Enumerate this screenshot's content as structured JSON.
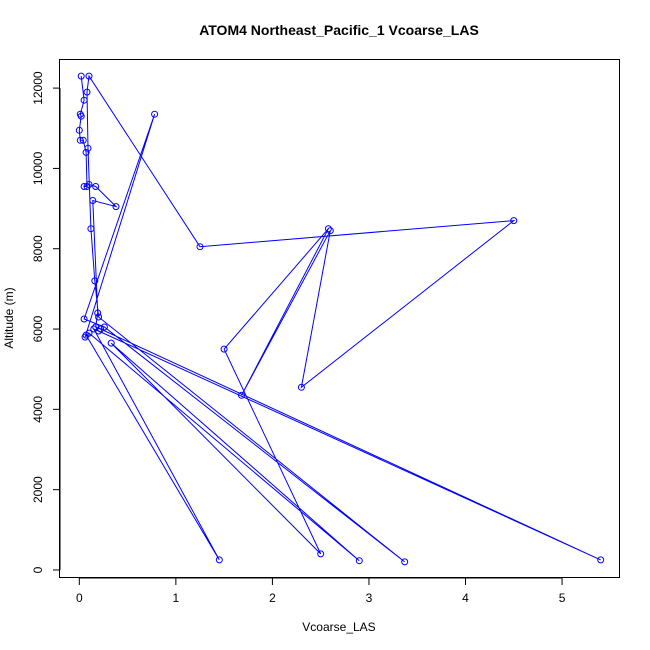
{
  "chart_data": {
    "type": "line",
    "title": "ATOM4 Northeast_Pacific_1 Vcoarse_LAS",
    "xlabel": "Vcoarse_LAS",
    "ylabel": "Altitude (m)",
    "xlim": [
      -0.2,
      5.6
    ],
    "ylim": [
      -200,
      12700
    ],
    "x_ticks": [
      0,
      1,
      2,
      3,
      4,
      5
    ],
    "y_ticks": [
      0,
      2000,
      4000,
      6000,
      8000,
      10000,
      12000
    ],
    "grid": false,
    "legend": "none",
    "series": [
      {
        "color": "#0000ff",
        "marker": "open-circle",
        "points": [
          [
            0.02,
            12300
          ],
          [
            0.05,
            11700
          ],
          [
            0.01,
            11350
          ],
          [
            0.02,
            11300
          ],
          [
            0.0,
            10950
          ],
          [
            0.01,
            10700
          ],
          [
            0.04,
            10700
          ],
          [
            0.07,
            10400
          ],
          [
            0.08,
            9550
          ],
          [
            0.05,
            9550
          ],
          [
            0.1,
            9600
          ],
          [
            0.17,
            9550
          ],
          [
            0.38,
            9050
          ],
          [
            0.14,
            9200
          ],
          [
            0.19,
            6400
          ],
          [
            0.17,
            6050
          ],
          [
            0.22,
            6000
          ],
          [
            5.4,
            250
          ],
          [
            0.2,
            5950
          ],
          [
            0.15,
            6000
          ],
          [
            1.45,
            250
          ],
          [
            0.07,
            5850
          ],
          [
            0.1,
            5900
          ],
          [
            2.9,
            230
          ],
          [
            0.33,
            5650
          ],
          [
            2.5,
            400
          ],
          [
            1.5,
            5500
          ],
          [
            2.58,
            8500
          ],
          [
            1.68,
            4350
          ],
          [
            2.6,
            8450
          ],
          [
            2.3,
            4550
          ],
          [
            4.5,
            8700
          ],
          [
            1.25,
            8050
          ],
          [
            0.1,
            12300
          ],
          [
            0.08,
            11900
          ],
          [
            0.09,
            10500
          ],
          [
            0.12,
            8500
          ],
          [
            0.16,
            7200
          ],
          [
            0.2,
            6300
          ],
          [
            3.37,
            200
          ],
          [
            0.26,
            6050
          ],
          [
            0.05,
            6250
          ],
          [
            0.78,
            11350
          ],
          [
            0.06,
            5800
          ]
        ]
      }
    ]
  }
}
# # # # # # #
Exclude the pictures. Write out the remaining data exactly.

Enumerate this screenshot's content as structured JSON.
{
  "chart_data": {
    "type": "line",
    "title": "ATOM4 Northeast_Pacific_1 Vcoarse_LAS",
    "xlabel": "Vcoarse_LAS",
    "ylabel": "Altitude (m)",
    "xlim": [
      -0.2,
      5.6
    ],
    "ylim": [
      -200,
      12700
    ],
    "x_ticks": [
      0,
      1,
      2,
      3,
      4,
      5
    ],
    "y_ticks": [
      0,
      2000,
      4000,
      6000,
      8000,
      10000,
      12000
    ],
    "grid": false,
    "legend": "none",
    "series": [
      {
        "color": "#0000ff",
        "marker": "open-circle",
        "points": [
          [
            0.02,
            12300
          ],
          [
            0.05,
            11700
          ],
          [
            0.01,
            11350
          ],
          [
            0.02,
            11300
          ],
          [
            0.0,
            10950
          ],
          [
            0.01,
            10700
          ],
          [
            0.04,
            10700
          ],
          [
            0.07,
            10400
          ],
          [
            0.08,
            9550
          ],
          [
            0.05,
            9550
          ],
          [
            0.1,
            9600
          ],
          [
            0.17,
            9550
          ],
          [
            0.38,
            9050
          ],
          [
            0.14,
            9200
          ],
          [
            0.19,
            6400
          ],
          [
            0.17,
            6050
          ],
          [
            0.22,
            6000
          ],
          [
            5.4,
            250
          ],
          [
            0.2,
            5950
          ],
          [
            0.15,
            6000
          ],
          [
            1.45,
            250
          ],
          [
            0.07,
            5850
          ],
          [
            0.1,
            5900
          ],
          [
            2.9,
            230
          ],
          [
            0.33,
            5650
          ],
          [
            2.5,
            400
          ],
          [
            1.5,
            5500
          ],
          [
            2.58,
            8500
          ],
          [
            1.68,
            4350
          ],
          [
            2.6,
            8450
          ],
          [
            2.3,
            4550
          ],
          [
            4.5,
            8700
          ],
          [
            1.25,
            8050
          ],
          [
            0.1,
            12300
          ],
          [
            0.08,
            11900
          ],
          [
            0.09,
            10500
          ],
          [
            0.12,
            8500
          ],
          [
            0.16,
            7200
          ],
          [
            0.2,
            6300
          ],
          [
            3.37,
            200
          ],
          [
            0.26,
            6050
          ],
          [
            0.05,
            6250
          ],
          [
            0.78,
            11350
          ],
          [
            0.06,
            5800
          ]
        ]
      }
    ]
  }
}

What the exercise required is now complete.